◆ TASK TO CARRY OUT:
Repeat the part of the debt collection text below word for word, starting with "The act of initiating" and going on through "as an attempt.".

Prior to Dodd-Frank in 2010, the FTC primarily enforced the FDCPA and UDAP and there was often a cross-over. The FTC reported common tactics debt collectors would use included telling a debtor they had committed a crime like check fraud, and unless they paid the debt, they could be arrested, be sued, have their wages garnished and go to jail. Many collectors harassed debtors, even after being provided with evidence that the debts had already been paid off. Some would illegally contact family, friends, and employers about the past due debts. So, the final rule is very much about communications in connection with debt collection and prohibitions on harassment or abuse, false or misleading representations, and unfair practices in debt collection.
Let’s connect the dots. If your bank did something deemed unfair or abusive in the way it communicated with a borrower, and the FDCPA or Regulation F said it was a UDAAP issue, could an examiner say the bank, while not subject to FDCPA, is subject to UDAAP/UDAP and it did something categorized as a UDAAP/UDAP violation? It’s easy to see that connection.
And, of course, there is the always-present requirement for vendor due diligence if the bank has a third party collecting debts owed to the bank.
Attempt to communicate means any act to initiate a communication or other contact with any person through any medium, including by soliciting a response from such person. This is very broad and is all encompassing. It also includes “limited content messages” which is a defined term defined a few paragraphs below.
The act of initiating communication or contact about a debt is an attempt regardless of whether it is successful. Example – you dial the number of a past due borrower. Whether or not you reach them, that is logged as an attempt.
Communicate or communication means conveying information about a debt directly or indirectly to any person through any medium. Leaving a “limited content message” is not “conveying information.” Similarly communicating something such as a marketing message is not conveying information as it is not debt related.
Debt is any obligation of a consumer to pay money arising from a transaction in which the money, property, insurance, or services are primarily for personal, family, or household purposes.
Limited-content message means a message for a consumer that includes all of the content in (j)(1) and may include any of the optional content described in (j)(2), and it includes no other content.

◆ EXTRACTED RECORDS:
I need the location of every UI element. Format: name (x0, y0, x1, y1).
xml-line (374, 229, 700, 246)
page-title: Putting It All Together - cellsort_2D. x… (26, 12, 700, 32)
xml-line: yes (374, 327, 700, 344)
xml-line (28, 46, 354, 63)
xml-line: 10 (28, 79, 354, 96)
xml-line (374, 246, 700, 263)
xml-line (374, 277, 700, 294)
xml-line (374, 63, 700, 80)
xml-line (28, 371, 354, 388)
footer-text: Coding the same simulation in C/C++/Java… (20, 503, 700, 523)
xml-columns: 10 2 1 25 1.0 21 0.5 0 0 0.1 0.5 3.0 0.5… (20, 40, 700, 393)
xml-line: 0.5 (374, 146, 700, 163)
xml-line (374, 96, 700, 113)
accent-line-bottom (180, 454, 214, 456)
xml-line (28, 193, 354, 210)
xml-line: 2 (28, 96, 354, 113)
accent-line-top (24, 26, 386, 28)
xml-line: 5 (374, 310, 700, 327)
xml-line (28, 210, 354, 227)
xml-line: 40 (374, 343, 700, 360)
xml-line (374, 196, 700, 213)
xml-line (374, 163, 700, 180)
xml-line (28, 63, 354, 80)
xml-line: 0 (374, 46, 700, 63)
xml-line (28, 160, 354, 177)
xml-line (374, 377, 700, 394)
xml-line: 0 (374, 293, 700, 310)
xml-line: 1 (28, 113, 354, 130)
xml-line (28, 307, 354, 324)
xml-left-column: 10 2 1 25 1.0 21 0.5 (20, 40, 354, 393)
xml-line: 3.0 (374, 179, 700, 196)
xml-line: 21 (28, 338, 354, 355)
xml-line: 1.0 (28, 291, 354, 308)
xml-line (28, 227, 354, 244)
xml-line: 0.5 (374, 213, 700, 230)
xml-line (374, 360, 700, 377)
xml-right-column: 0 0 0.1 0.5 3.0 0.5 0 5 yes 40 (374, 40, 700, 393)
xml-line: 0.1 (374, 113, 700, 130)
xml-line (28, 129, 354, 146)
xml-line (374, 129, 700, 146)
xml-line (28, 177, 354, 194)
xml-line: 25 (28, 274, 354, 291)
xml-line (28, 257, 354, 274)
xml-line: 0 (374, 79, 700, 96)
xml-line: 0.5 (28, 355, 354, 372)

◆ RESPONSE BOX:
The act of initiating communication or contact about a debt is an attempt regardless of whether it is successful. Example – you dial the number of a past due borrower. Whether or not you reach them, that is logged as an attempt.